SHORT PROBLEM: Pull out every line below containing the word "TODAY".

Extracted records:
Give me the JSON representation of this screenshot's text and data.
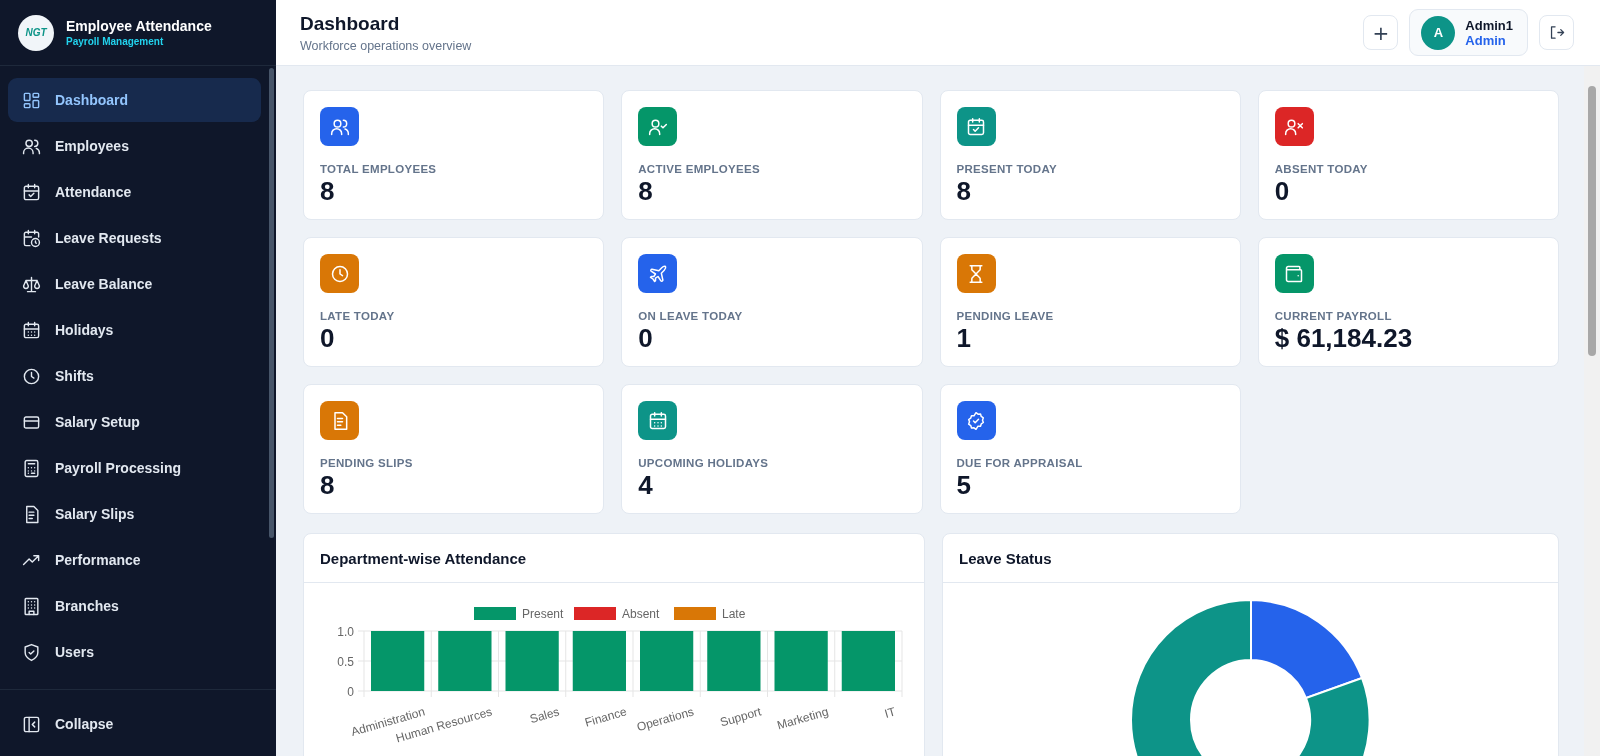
{
  "brand": {
    "logo_text": "NGT",
    "title": "Employee Attendance",
    "subtitle": "Payroll Management"
  },
  "sidebar": {
    "items": [
      {
        "label": "Dashboard",
        "selected": true
      },
      {
        "label": "Employees",
        "selected": false
      },
      {
        "label": "Attendance",
        "selected": false
      },
      {
        "label": "Leave Requests",
        "selected": false
      },
      {
        "label": "Leave Balance",
        "selected": false
      },
      {
        "label": "Holidays",
        "selected": false
      },
      {
        "label": "Shifts",
        "selected": false
      },
      {
        "label": "Salary Setup",
        "selected": false
      },
      {
        "label": "Payroll Processing",
        "selected": false
      },
      {
        "label": "Salary Slips",
        "selected": false
      },
      {
        "label": "Performance",
        "selected": false
      },
      {
        "label": "Branches",
        "selected": false
      },
      {
        "label": "Users",
        "selected": false
      }
    ],
    "collapse": "Collapse"
  },
  "header": {
    "title": "Dashboard",
    "subtitle": "Workforce operations overview",
    "add_button": "+",
    "user": {
      "avatar": "A",
      "name": "Admin1",
      "role": "Admin"
    }
  },
  "stats": [
    {
      "label": "TOTAL EMPLOYEES",
      "value": "8",
      "color": "#2563eb"
    },
    {
      "label": "ACTIVE EMPLOYEES",
      "value": "8",
      "color": "#059669"
    },
    {
      "label": "PRESENT TODAY",
      "value": "8",
      "color": "#0d9488"
    },
    {
      "label": "ABSENT TODAY",
      "value": "0",
      "color": "#dc2626"
    },
    {
      "label": "LATE TODAY",
      "value": "0",
      "color": "#d97706"
    },
    {
      "label": "ON LEAVE TODAY",
      "value": "0",
      "color": "#2563eb"
    },
    {
      "label": "PENDING LEAVE",
      "value": "1",
      "color": "#d97706"
    },
    {
      "label": "CURRENT PAYROLL",
      "value": "$ 61,184.23",
      "color": "#059669"
    },
    {
      "label": "PENDING SLIPS",
      "value": "8",
      "color": "#d97706"
    },
    {
      "label": "UPCOMING HOLIDAYS",
      "value": "4",
      "color": "#0d9488"
    },
    {
      "label": "DUE FOR APPRAISAL",
      "value": "5",
      "color": "#2563eb"
    }
  ],
  "attendance_panel": {
    "title": "Department-wise Attendance",
    "chart_data": {
      "type": "bar",
      "stacked": true,
      "categories": [
        "Administration",
        "Human Resources",
        "Sales",
        "Finance",
        "Operations",
        "Support",
        "Marketing",
        "IT"
      ],
      "series": [
        {
          "name": "Present",
          "color": "#059669",
          "values": [
            1,
            1,
            1,
            1,
            1,
            1,
            1,
            1
          ]
        },
        {
          "name": "Absent",
          "color": "#dc2626",
          "values": [
            0,
            0,
            0,
            0,
            0,
            0,
            0,
            0
          ]
        },
        {
          "name": "Late",
          "color": "#d97706",
          "values": [
            0,
            0,
            0,
            0,
            0,
            0,
            0,
            0
          ]
        }
      ],
      "ylim": [
        0,
        1
      ],
      "yticks": [
        {
          "value": 0,
          "label": "0"
        },
        {
          "value": 0.5,
          "label": "0.5"
        },
        {
          "value": 1,
          "label": "1.0"
        }
      ]
    }
  },
  "leave_panel": {
    "title": "Leave Status"
  }
}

SOLUTION FOR THIS TASK:
      "label": "PRESENT TODAY",
      "label": "ABSENT TODAY",
      "label": "LATE TODAY",
      "label": "ON LEAVE TODAY",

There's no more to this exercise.